## TASK STATEMENT
Quote every line of the material below word for word.

Recorded data:
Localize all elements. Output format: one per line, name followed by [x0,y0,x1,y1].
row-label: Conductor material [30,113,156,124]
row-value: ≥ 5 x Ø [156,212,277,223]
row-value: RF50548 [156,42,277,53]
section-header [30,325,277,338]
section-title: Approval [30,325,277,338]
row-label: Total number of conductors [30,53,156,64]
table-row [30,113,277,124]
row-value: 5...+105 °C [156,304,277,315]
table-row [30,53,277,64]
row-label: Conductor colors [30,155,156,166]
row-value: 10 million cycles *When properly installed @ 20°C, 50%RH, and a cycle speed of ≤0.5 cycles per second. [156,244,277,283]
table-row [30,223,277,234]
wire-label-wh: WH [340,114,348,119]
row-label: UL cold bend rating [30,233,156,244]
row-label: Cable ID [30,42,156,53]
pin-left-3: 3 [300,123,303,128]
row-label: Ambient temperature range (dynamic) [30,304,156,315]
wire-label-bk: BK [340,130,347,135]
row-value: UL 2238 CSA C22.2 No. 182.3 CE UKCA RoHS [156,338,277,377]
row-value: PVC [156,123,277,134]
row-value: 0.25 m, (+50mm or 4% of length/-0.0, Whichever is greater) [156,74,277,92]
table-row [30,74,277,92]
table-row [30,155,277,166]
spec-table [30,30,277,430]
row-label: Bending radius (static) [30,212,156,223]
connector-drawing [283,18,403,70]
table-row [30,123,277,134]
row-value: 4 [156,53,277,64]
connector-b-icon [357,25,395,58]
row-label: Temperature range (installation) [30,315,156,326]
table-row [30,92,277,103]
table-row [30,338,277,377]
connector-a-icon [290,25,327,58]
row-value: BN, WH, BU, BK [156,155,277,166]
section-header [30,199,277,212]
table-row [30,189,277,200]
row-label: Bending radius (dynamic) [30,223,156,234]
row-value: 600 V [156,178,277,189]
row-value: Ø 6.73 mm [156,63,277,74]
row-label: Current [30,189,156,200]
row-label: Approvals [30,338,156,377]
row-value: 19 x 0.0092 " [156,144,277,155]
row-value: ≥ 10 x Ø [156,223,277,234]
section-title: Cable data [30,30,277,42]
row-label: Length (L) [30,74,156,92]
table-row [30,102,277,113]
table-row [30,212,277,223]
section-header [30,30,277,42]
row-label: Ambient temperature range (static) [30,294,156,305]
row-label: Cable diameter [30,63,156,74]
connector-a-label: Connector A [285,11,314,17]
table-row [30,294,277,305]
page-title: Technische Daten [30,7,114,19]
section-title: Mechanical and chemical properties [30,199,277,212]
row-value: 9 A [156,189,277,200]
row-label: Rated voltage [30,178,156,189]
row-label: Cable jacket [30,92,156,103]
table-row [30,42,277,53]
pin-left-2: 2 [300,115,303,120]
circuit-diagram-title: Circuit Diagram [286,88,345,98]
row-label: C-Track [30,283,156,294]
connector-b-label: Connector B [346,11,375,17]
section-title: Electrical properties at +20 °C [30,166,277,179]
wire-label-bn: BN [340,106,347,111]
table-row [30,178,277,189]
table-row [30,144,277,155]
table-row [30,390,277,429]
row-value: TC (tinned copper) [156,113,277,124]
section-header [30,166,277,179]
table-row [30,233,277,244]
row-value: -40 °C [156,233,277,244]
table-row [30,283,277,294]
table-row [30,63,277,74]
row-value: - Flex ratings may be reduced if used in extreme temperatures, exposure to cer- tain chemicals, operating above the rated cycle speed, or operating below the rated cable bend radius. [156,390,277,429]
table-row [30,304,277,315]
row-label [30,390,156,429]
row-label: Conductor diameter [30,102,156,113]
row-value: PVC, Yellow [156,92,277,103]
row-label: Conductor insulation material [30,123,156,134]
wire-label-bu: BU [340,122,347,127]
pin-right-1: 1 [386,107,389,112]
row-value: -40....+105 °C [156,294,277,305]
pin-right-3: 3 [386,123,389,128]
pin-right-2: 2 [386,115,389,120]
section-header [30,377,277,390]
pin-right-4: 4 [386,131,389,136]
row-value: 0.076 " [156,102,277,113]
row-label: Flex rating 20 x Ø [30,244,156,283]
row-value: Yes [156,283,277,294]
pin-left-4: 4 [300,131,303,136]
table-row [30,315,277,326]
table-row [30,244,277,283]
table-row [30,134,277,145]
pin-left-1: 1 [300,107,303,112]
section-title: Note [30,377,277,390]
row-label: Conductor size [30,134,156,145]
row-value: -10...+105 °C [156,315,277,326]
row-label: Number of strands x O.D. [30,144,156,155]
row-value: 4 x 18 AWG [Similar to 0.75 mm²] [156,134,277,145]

## SOLUTION TO THE PROBLEM
Localize all elements. Output format: one per line, name followed by [x0,y0,x1,y1].
row-label: Conductor material [30,113,156,124]
row-value: ≥ 5 x Ø [156,212,277,223]
row-value: RF50548 [156,42,277,53]
section-header [30,325,277,338]
section-title: Approval [30,325,277,338]
row-label: Total number of conductors [30,53,156,64]
table-row [30,113,277,124]
row-value: 5...+105 °C [156,304,277,315]
table-row [30,53,277,64]
row-label: Conductor colors [30,155,156,166]
row-value: 10 million cycles *When properly installed @ 20°C, 50%RH, and a cycle speed of ≤0.5 cycles per second. [156,244,277,283]
table-row [30,223,277,234]
wire-label-wh: WH [340,114,348,119]
row-label: UL cold bend rating [30,233,156,244]
row-label: Cable ID [30,42,156,53]
pin-left-3: 3 [300,123,303,128]
row-label: Ambient temperature range (dynamic) [30,304,156,315]
wire-label-bk: BK [340,130,347,135]
row-value: UL 2238 CSA C22.2 No. 182.3 CE UKCA RoHS [156,338,277,377]
row-value: PVC [156,123,277,134]
row-value: 0.25 m, (+50mm or 4% of length/-0.0, Whichever is greater) [156,74,277,92]
table-row [30,74,277,92]
table-row [30,155,277,166]
spec-table [30,30,277,430]
row-label: Bending radius (static) [30,212,156,223]
connector-drawing [283,18,403,70]
table-row [30,123,277,134]
row-value: 4 [156,53,277,64]
connector-b-icon [357,25,395,58]
row-label: Temperature range (installation) [30,315,156,326]
table-row [30,92,277,103]
table-row [30,338,277,377]
connector-a-icon [290,25,327,58]
row-value: BN, WH, BU, BK [156,155,277,166]
section-header [30,199,277,212]
table-row [30,189,277,200]
row-label: Bending radius (dynamic) [30,223,156,234]
row-value: 600 V [156,178,277,189]
row-value: Ø 6.73 mm [156,63,277,74]
row-label: Current [30,189,156,200]
row-label: Approvals [30,338,156,377]
row-value: 19 x 0.0092 " [156,144,277,155]
row-value: ≥ 10 x Ø [156,223,277,234]
section-title: Cable data [30,30,277,42]
row-label: Length (L) [30,74,156,92]
table-row [30,102,277,113]
table-row [30,212,277,223]
section-header [30,30,277,42]
row-label: Ambient temperature range (static) [30,294,156,305]
row-label: Cable diameter [30,63,156,74]
connector-a-label: Connector A [285,11,314,17]
table-row [30,294,277,305]
page-title: Technische Daten [30,7,114,19]
section-title: Mechanical and chemical properties [30,199,277,212]
row-value: 9 A [156,189,277,200]
row-label: Rated voltage [30,178,156,189]
row-label: Cable jacket [30,92,156,103]
table-row [30,42,277,53]
pin-left-2: 2 [300,115,303,120]
circuit-diagram-title: Circuit Diagram [286,88,345,98]
row-label: C-Track [30,283,156,294]
connector-b-label: Connector B [346,11,375,17]
section-title: Electrical properties at +20 °C [30,166,277,179]
wire-label-bn: BN [340,106,347,111]
table-row [30,178,277,189]
table-row [30,144,277,155]
table-row [30,390,277,429]
row-value: TC (tinned copper) [156,113,277,124]
section-header [30,166,277,179]
table-row [30,233,277,244]
row-value: -40 °C [156,233,277,244]
table-row [30,283,277,294]
table-row [30,63,277,74]
row-value: - Flex ratings may be reduced if used in extreme temperatures, exposure to cer- tain chemicals, operating above the rated cycle speed, or operating below the rated cable bend radius. [156,390,277,429]
table-row [30,304,277,315]
row-label [30,390,156,429]
row-label: Conductor diameter [30,102,156,113]
row-value: PVC, Yellow [156,92,277,103]
row-label: Conductor insulation material [30,123,156,134]
wire-label-bu: BU [340,122,347,127]
pin-right-1: 1 [386,107,389,112]
row-value: -40....+105 °C [156,294,277,305]
pin-right-3: 3 [386,123,389,128]
pin-right-2: 2 [386,115,389,120]
section-header [30,377,277,390]
pin-right-4: 4 [386,131,389,136]
row-value: 0.076 " [156,102,277,113]
row-label: Flex rating 20 x Ø [30,244,156,283]
row-value: Yes [156,283,277,294]
pin-left-4: 4 [300,131,303,136]
table-row [30,315,277,326]
table-row [30,244,277,283]
table-row [30,134,277,145]
pin-left-1: 1 [300,107,303,112]
section-title: Note [30,377,277,390]
row-label: Conductor size [30,134,156,145]
row-value: -10...+105 °C [156,315,277,326]
row-label: Number of strands x O.D. [30,144,156,155]
row-value: 4 x 18 AWG [Similar to 0.75 mm²] [156,134,277,145]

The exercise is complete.